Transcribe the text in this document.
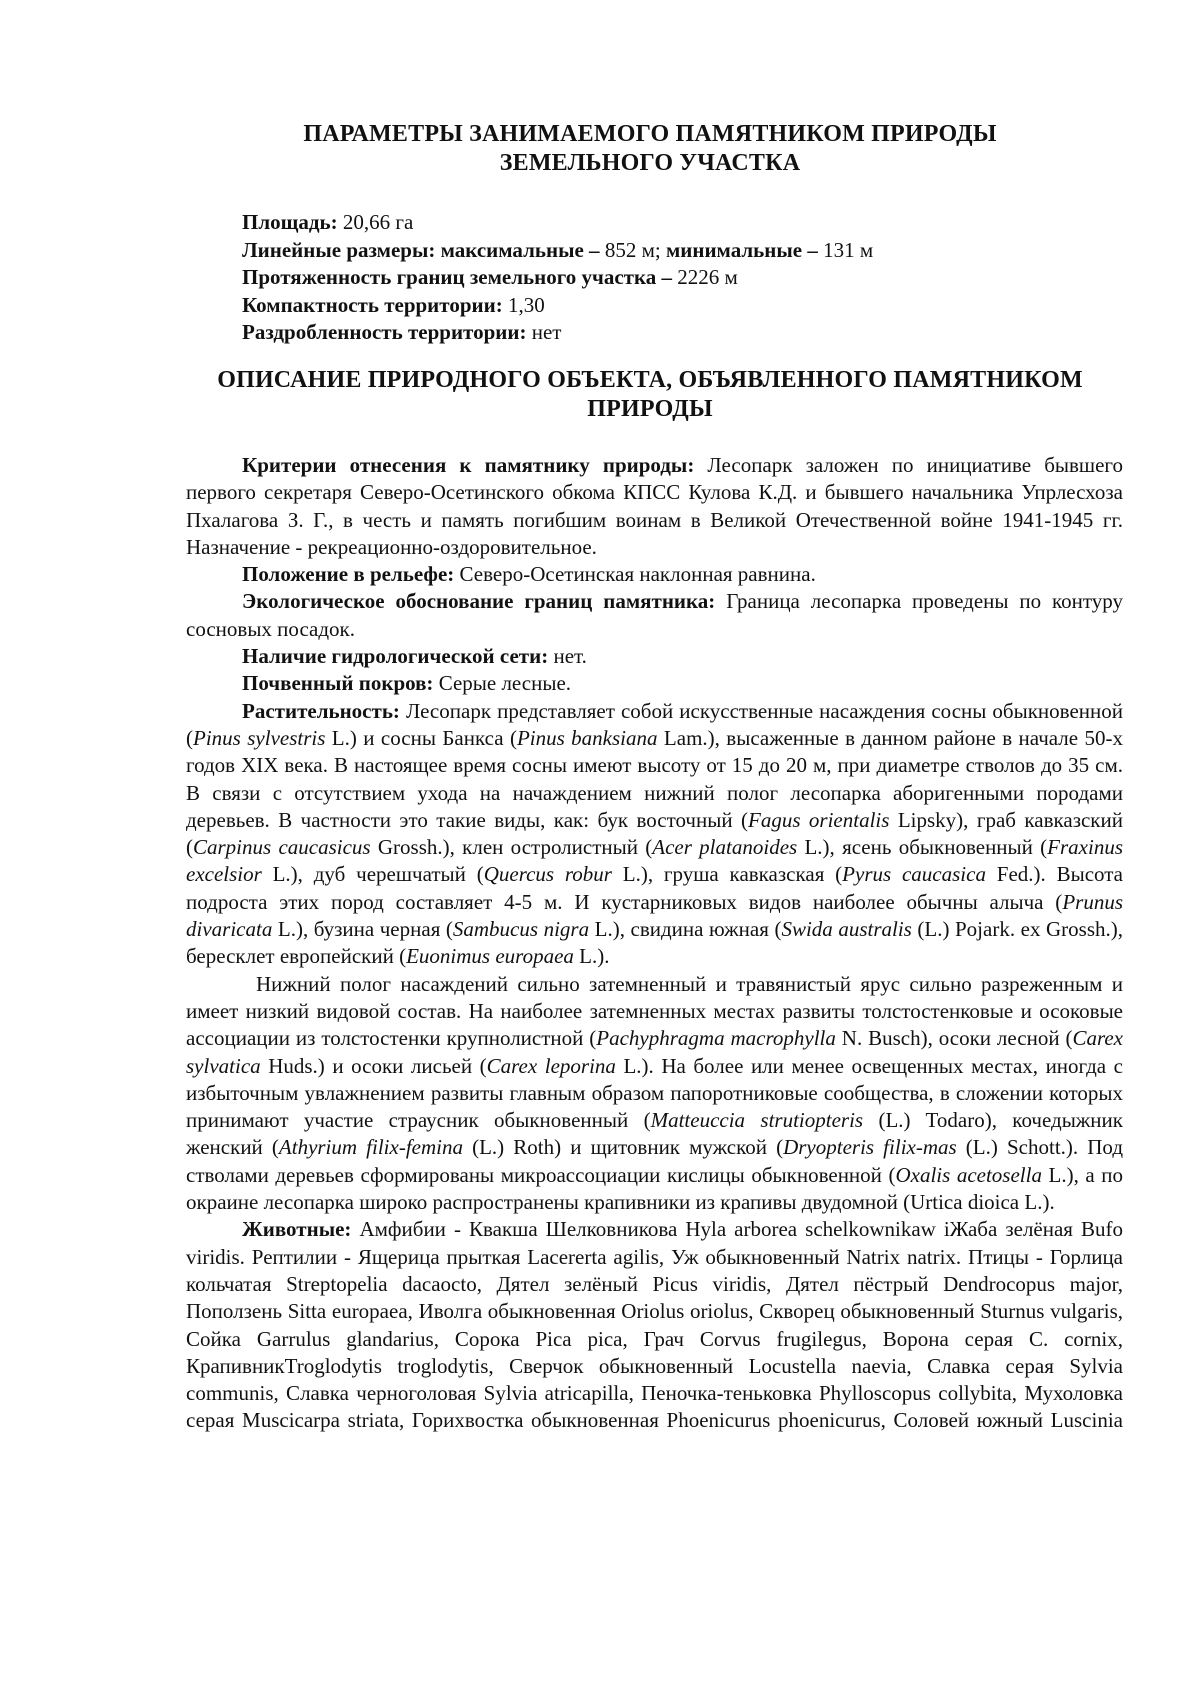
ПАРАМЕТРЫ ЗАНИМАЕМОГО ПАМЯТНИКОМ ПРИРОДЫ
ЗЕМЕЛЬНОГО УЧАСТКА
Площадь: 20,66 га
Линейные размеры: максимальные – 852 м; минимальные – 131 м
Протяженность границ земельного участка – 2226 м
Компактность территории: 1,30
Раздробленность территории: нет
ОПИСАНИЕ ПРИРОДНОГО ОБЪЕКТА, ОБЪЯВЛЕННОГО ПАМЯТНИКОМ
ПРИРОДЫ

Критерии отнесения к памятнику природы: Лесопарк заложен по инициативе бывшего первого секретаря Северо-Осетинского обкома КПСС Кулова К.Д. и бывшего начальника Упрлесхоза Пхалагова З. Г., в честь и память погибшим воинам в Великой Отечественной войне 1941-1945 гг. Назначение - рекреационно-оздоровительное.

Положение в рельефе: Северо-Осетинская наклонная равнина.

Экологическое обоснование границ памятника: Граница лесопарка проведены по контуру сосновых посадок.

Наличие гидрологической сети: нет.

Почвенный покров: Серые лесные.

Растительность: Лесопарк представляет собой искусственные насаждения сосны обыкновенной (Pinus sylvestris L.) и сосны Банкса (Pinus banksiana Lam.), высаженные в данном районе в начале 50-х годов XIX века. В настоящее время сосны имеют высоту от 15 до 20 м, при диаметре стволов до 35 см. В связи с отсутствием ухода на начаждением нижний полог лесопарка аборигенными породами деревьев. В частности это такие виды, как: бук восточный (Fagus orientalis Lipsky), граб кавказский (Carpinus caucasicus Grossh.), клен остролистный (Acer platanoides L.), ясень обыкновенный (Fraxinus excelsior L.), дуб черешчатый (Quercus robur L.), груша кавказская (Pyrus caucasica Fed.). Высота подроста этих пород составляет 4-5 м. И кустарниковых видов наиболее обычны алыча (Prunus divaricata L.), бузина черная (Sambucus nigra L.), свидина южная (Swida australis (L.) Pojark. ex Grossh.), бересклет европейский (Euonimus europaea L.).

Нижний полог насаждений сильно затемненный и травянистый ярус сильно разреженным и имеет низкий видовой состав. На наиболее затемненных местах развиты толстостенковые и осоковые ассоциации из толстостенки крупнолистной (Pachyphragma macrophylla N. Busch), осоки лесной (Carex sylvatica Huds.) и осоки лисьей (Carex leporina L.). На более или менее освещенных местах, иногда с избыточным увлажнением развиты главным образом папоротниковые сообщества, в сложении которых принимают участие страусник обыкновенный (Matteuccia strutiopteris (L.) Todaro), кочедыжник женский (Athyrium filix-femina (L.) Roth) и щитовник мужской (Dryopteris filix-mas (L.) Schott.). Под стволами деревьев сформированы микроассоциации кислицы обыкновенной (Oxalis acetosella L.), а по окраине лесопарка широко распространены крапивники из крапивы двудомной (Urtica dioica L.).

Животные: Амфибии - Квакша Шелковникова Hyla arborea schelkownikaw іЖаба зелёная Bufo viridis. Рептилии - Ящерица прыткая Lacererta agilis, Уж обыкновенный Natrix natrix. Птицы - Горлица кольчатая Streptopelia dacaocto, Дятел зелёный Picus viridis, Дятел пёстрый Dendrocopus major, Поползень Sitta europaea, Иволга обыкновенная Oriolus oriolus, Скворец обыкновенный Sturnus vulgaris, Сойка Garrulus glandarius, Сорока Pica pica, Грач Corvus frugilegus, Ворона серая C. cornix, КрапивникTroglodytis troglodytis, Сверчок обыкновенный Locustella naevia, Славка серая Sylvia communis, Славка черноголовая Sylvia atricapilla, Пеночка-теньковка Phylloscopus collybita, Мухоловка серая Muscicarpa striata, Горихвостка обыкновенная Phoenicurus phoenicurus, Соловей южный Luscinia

——————

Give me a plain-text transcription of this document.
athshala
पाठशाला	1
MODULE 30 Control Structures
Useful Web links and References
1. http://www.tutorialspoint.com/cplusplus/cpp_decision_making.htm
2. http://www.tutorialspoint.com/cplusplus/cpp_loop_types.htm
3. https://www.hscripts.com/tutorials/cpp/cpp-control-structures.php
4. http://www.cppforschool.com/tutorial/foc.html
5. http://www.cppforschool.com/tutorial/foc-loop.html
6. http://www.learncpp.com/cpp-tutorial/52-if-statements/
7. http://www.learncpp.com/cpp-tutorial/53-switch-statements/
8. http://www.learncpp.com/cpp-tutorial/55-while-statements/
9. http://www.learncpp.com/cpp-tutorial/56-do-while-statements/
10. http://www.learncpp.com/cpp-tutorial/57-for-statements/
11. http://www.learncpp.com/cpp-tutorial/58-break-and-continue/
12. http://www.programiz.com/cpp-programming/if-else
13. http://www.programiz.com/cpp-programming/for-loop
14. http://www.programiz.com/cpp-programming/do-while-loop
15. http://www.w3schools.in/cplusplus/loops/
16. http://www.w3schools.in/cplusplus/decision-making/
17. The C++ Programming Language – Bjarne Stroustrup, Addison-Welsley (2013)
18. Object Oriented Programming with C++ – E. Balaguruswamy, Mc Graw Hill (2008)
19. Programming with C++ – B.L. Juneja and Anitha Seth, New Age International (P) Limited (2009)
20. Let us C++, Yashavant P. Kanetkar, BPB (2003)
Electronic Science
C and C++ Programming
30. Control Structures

——————

• Requirements: Show the lines where the word "while" appears in the entries.

• Output of the task:
8. http://www.learncpp.com/cpp-tutorial/55-while-statements/
9. http://www.learncpp.com/cpp-tutorial/56-do-while-statements/
14. http://www.programiz.com/cpp-programming/do-while-loop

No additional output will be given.